* **EXERCISE PASSAGE**

Approximately 20 % of interviews were randomly selected and coded by a second, doctoral level, coder to assess overall inter-rater reliability. As recommended by Bakeman and Gottman (1997), discrepancies in coding between the primary and secondary coder were resolved through discussion until consensus was reached. These assessments were compared using NVivo-9 to calculate transcript level kappa coefficients and then computing average kappa’s for each theme. Kappas above 0.60 are rated as reliable (Pellegrini 2004) and indicate consistency in coding occurrence, commission, and omission, adjusted for chance. Of the 249 themes that resulted from the secondary coding, 219 had good-to-excellent levels of inter-rater reliability and were retained (κ range 0.61–1.00, κ M = 0.95). Thus, only 30 themes were unreliable; these were not included in discussion. Kappa values for the 17 retained superordinate thematic codes ranged from 0.61 to 1.0 (M = 0.88), also indicating good-to-high levels of inter-rater agreement. The resulting reliably coded themes, number of trainers that addressed each theme, and the number of references to the theme across the sample are presented in Tables 1 through 4.

* **ACTION ITEM A**
Rewrite the paragraph of the coding reliability passage that begins "Approximately 20 % of interviews" as a short bulleted list that keeps its main facts.
* **ACTION ITEM B**
Summarize the coding reliability passage in two sentences.
* **ACTION ITEM C**
Extend the coding reliability passage with a paragraph that picks up after its final sentence.

Records from a data source
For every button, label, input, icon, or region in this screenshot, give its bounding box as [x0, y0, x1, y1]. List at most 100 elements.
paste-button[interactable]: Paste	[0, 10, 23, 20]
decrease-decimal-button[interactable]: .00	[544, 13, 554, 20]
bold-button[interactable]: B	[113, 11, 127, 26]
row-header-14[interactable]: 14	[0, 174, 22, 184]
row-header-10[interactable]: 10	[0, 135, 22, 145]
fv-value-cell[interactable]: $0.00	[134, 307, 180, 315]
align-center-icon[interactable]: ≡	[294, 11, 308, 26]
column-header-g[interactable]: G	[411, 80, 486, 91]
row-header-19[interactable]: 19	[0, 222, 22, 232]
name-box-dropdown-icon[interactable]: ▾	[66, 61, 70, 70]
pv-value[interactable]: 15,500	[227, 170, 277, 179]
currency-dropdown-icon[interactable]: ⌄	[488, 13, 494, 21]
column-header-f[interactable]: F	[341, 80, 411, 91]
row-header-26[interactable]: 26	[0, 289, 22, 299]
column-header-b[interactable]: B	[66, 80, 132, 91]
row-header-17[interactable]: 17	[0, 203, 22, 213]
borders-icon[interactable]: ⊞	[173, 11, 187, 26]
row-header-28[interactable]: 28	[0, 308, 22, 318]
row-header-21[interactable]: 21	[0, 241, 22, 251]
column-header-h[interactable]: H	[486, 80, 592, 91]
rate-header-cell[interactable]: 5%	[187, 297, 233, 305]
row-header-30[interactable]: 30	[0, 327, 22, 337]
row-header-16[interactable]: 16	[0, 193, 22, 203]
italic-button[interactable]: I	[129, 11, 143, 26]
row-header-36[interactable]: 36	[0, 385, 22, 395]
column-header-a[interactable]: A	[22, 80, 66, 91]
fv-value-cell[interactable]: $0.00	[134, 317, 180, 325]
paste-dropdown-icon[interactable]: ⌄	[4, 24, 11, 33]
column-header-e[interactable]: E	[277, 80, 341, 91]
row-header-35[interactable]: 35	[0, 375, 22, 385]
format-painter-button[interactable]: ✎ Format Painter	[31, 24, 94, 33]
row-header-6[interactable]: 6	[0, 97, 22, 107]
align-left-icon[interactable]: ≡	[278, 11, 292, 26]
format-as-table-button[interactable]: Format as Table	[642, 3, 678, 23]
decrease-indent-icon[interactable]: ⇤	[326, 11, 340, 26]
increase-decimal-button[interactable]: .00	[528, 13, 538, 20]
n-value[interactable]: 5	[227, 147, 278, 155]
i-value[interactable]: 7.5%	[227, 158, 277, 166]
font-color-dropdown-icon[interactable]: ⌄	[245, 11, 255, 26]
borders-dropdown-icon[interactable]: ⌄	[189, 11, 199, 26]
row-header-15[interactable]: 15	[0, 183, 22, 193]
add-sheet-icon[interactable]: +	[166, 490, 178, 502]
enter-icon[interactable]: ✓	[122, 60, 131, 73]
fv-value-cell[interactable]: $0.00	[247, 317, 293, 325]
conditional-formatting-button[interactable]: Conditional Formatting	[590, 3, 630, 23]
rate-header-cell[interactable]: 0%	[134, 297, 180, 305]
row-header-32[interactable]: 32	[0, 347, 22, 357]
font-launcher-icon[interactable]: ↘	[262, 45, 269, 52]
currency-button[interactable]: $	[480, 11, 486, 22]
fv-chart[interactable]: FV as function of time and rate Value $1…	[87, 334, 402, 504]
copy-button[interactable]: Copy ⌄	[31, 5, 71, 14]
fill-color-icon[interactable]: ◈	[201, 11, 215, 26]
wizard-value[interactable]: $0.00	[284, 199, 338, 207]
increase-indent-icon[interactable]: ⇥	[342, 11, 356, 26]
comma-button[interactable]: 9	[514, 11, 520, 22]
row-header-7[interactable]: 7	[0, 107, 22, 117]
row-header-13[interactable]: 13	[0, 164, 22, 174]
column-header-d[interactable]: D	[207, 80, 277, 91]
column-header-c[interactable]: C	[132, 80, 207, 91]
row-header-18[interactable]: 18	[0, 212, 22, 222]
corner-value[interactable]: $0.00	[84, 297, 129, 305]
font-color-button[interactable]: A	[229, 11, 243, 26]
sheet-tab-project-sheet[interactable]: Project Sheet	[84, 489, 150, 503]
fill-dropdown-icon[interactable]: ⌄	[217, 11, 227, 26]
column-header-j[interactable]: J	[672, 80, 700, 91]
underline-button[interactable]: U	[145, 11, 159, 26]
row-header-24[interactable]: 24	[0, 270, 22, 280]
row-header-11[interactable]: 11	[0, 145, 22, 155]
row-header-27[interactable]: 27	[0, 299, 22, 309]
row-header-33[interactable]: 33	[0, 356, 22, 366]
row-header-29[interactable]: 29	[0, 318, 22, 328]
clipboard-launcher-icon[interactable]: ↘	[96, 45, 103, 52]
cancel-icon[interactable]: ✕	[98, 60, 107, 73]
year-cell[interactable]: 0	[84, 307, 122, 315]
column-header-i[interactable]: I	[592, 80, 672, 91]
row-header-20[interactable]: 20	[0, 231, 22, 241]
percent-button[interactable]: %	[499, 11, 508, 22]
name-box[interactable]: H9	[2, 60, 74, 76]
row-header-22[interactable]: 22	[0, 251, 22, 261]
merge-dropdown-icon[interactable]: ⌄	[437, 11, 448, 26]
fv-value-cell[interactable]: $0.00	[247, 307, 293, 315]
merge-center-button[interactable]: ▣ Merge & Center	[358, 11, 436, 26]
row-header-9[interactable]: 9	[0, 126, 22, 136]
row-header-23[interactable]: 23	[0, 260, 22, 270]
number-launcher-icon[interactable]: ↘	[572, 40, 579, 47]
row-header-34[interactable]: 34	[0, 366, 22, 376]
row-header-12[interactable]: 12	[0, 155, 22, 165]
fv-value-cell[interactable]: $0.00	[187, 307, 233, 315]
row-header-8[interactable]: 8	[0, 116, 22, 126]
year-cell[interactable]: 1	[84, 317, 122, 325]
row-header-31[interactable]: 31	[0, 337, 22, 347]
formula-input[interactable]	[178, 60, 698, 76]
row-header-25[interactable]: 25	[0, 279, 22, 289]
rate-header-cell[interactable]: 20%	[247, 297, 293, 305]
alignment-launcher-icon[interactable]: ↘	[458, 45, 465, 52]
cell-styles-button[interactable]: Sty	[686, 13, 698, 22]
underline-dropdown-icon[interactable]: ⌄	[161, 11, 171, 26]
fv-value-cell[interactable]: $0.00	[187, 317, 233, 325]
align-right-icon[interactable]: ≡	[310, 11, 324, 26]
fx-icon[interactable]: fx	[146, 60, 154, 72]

* **TASK RESULT A**
- About 20% of interviews were randomly picked and coded again by a second, doctoral-level coder to check inter-rater reliability.
- Following Bakeman and Gottman (1997), the two coders talked through their disagreements until they agreed.
- NVivo-9 was used to calculate kappa coefficients for each transcript and then average kappas for each theme. Kappas above 0.60 count as reliable (Pellegrini 2004).
- Of 249 themes, 219 were reliable and kept (κ range 0.61–1.00, mean 0.95). The 30 unreliable themes were left out of the discussion.
- The 17 retained superordinate codes had kappas from 0.61 to 1.0 (mean 0.88).
- Tables 1 through 4 show the reliable themes, how many trainers addressed each one, and how many times each was referenced across the sample.

* **TASK RESULT B**
A second, doctoral-level coder recoded about 20% of the interviews, disagreements were settled through discussion, and NVivo-9 was used to calculate kappa coefficients, with values above 0.60 rated as reliable. Of 249 themes, 219 met that standard and were kept (mean κ = 0.95), the 30 unreliable ones were left out of the discussion, and the 17 retained superordinate codes also showed good-to-high agreement (mean κ = 0.88).

* **TASK RESULT C**
Verification

The resulting data interpretations also were reviewed for validity through member checks (Kvale 1996; Manning 1997). In this case, several TF-CBT trainers, the interviewer who conducted the thematic interviews and the TF-CBT developers reviewed the identified themes and gave feedback as to their validity. Our data interpretations were reported to be generally consistent with their impressions.

Domain 1: Provider Fidelity

As seen in Table 1, most of the trainers believed that there were some problems with whether or not providers implemented specific TF-CBT components, which we categorized as ‘fidelity’ to the model. These concerns fell into several TF-CBT components specifically related to trauma narrative development (13 trainers), cognitive coping (12 trainers), psychoeducation (6 trainers), parent behavior management (5 trainers), and enhancing safety (3 trainers). In identifying enhancing safety as a component that poses a challenge to fidelity, one trainer commented, “Well, it is not a difficult component, but it is that providers forget it like you drop it off the end of the model and, you know it comes right after the narrative session which a lot of providers have a really big build up to.” One explanation for not implementing the trauma narrative was related to provider avoidance. As one trainer noted, “Yeah, I mean the trauma narrative is difficult because I think there’s a lot of avoidance on behalf of the clinicians. They’re concerned that they’re being mean. They’re concerned that the child’s not ready….”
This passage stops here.